* LISTING:
..........

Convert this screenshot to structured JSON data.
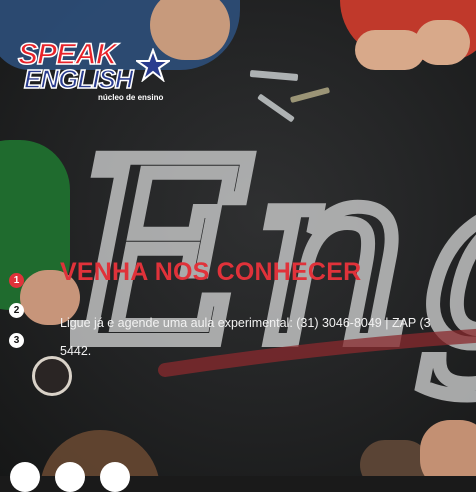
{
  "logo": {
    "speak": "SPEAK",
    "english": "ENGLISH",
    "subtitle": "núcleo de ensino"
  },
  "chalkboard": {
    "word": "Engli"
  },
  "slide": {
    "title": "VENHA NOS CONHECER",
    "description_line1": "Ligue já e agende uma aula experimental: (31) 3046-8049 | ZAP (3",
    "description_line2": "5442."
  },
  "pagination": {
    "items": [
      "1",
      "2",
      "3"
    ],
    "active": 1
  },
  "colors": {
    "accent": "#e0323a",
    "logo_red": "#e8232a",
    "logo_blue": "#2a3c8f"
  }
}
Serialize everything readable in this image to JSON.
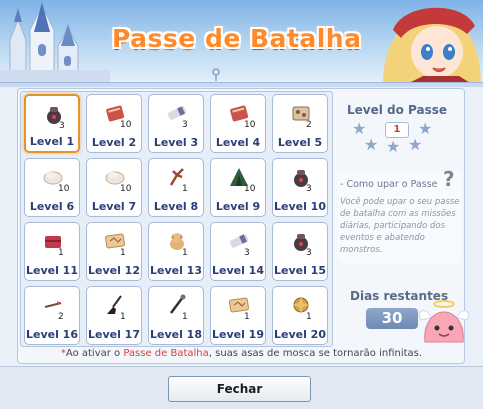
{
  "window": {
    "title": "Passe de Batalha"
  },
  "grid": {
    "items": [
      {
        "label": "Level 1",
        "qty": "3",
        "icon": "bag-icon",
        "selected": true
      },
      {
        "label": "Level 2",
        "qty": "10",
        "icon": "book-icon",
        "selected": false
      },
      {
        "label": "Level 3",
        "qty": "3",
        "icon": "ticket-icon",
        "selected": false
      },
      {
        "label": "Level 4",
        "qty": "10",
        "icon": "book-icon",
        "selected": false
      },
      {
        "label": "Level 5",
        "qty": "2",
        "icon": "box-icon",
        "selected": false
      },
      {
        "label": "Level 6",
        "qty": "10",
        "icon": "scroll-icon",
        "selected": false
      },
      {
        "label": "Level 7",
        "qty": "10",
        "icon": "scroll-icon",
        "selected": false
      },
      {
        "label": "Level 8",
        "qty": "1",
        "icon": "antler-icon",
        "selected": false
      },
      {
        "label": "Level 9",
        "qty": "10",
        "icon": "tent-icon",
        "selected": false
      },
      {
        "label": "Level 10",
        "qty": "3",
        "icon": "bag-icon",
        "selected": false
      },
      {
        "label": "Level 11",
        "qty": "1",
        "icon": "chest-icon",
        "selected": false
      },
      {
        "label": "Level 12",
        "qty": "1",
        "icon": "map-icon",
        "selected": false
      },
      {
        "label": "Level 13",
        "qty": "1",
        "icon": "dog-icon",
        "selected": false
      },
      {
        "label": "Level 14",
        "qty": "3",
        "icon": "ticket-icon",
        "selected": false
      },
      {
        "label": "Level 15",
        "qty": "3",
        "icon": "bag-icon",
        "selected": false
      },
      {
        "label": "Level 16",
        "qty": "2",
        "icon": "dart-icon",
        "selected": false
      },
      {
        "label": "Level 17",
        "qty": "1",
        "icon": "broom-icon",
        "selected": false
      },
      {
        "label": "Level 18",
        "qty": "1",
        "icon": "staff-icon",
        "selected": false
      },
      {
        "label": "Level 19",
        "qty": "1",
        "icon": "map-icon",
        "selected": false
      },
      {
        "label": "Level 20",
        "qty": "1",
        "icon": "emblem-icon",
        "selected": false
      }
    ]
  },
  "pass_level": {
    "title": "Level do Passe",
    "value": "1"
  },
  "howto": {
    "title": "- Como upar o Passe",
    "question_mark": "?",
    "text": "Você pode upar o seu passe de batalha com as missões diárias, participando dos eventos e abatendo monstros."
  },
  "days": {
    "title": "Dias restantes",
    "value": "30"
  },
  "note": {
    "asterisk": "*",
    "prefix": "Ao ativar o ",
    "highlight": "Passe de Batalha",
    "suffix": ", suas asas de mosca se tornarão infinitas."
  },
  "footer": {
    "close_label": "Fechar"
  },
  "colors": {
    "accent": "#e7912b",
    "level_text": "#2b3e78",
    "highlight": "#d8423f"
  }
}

..........

* WHAT IS ASKED: Using the data above, print every line exactly, omitting pictures.

* CORRECT RESPONSE:
Convert this screenshot to structured JSON data.
{
  "logo": {
    "speak": "SPEAK",
    "english": "ENGLISH",
    "subtitle": "núcleo de ensino"
  },
  "chalkboard": {
    "word": "Engli"
  },
  "slide": {
    "title": "VENHA NOS CONHECER",
    "description_line1": "Ligue já e agende uma aula experimental: (31) 3046-8049 | ZAP (3",
    "description_line2": "5442."
  },
  "pagination": {
    "items": [
      "1",
      "2",
      "3"
    ],
    "active": 1
  },
  "colors": {
    "accent": "#e0323a",
    "logo_red": "#e8232a",
    "logo_blue": "#2a3c8f"
  }
}
Serialize everything readable in this image to JSON.
{
  "window": {
    "title": "Passe de Batalha"
  },
  "grid": {
    "items": [
      {
        "label": "Level 1",
        "qty": "3",
        "icon": "bag-icon",
        "selected": true
      },
      {
        "label": "Level 2",
        "qty": "10",
        "icon": "book-icon",
        "selected": false
      },
      {
        "label": "Level 3",
        "qty": "3",
        "icon": "ticket-icon",
        "selected": false
      },
      {
        "label": "Level 4",
        "qty": "10",
        "icon": "book-icon",
        "selected": false
      },
      {
        "label": "Level 5",
        "qty": "2",
        "icon": "box-icon",
        "selected": false
      },
      {
        "label": "Level 6",
        "qty": "10",
        "icon": "scroll-icon",
        "selected": false
      },
      {
        "label": "Level 7",
        "qty": "10",
        "icon": "scroll-icon",
        "selected": false
      },
      {
        "label": "Level 8",
        "qty": "1",
        "icon": "antler-icon",
        "selected": false
      },
      {
        "label": "Level 9",
        "qty": "10",
        "icon": "tent-icon",
        "selected": false
      },
      {
        "label": "Level 10",
        "qty": "3",
        "icon": "bag-icon",
        "selected": false
      },
      {
        "label": "Level 11",
        "qty": "1",
        "icon": "chest-icon",
        "selected": false
      },
      {
        "label": "Level 12",
        "qty": "1",
        "icon": "map-icon",
        "selected": false
      },
      {
        "label": "Level 13",
        "qty": "1",
        "icon": "dog-icon",
        "selected": false
      },
      {
        "label": "Level 14",
        "qty": "3",
        "icon": "ticket-icon",
        "selected": false
      },
      {
        "label": "Level 15",
        "qty": "3",
        "icon": "bag-icon",
        "selected": false
      },
      {
        "label": "Level 16",
        "qty": "2",
        "icon": "dart-icon",
        "selected": false
      },
      {
        "label": "Level 17",
        "qty": "1",
        "icon": "broom-icon",
        "selected": false
      },
      {
        "label": "Level 18",
        "qty": "1",
        "icon": "staff-icon",
        "selected": false
      },
      {
        "label": "Level 19",
        "qty": "1",
        "icon": "map-icon",
        "selected": false
      },
      {
        "label": "Level 20",
        "qty": "1",
        "icon": "emblem-icon",
        "selected": false
      }
    ]
  },
  "pass_level": {
    "title": "Level do Passe",
    "value": "1"
  },
  "howto": {
    "title": "- Como upar o Passe",
    "question_mark": "?",
    "text": "Você pode upar o seu passe de batalha com as missões diárias, participando dos eventos e abatendo monstros."
  },
  "days": {
    "title": "Dias restantes",
    "value": "30"
  },
  "note": {
    "asterisk": "*",
    "prefix": "Ao ativar o ",
    "highlight": "Passe de Batalha",
    "suffix": ", suas asas de mosca se tornarão infinitas."
  },
  "footer": {
    "close_label": "Fechar"
  },
  "colors": {
    "accent": "#e7912b",
    "level_text": "#2b3e78",
    "highlight": "#d8423f"
  }
}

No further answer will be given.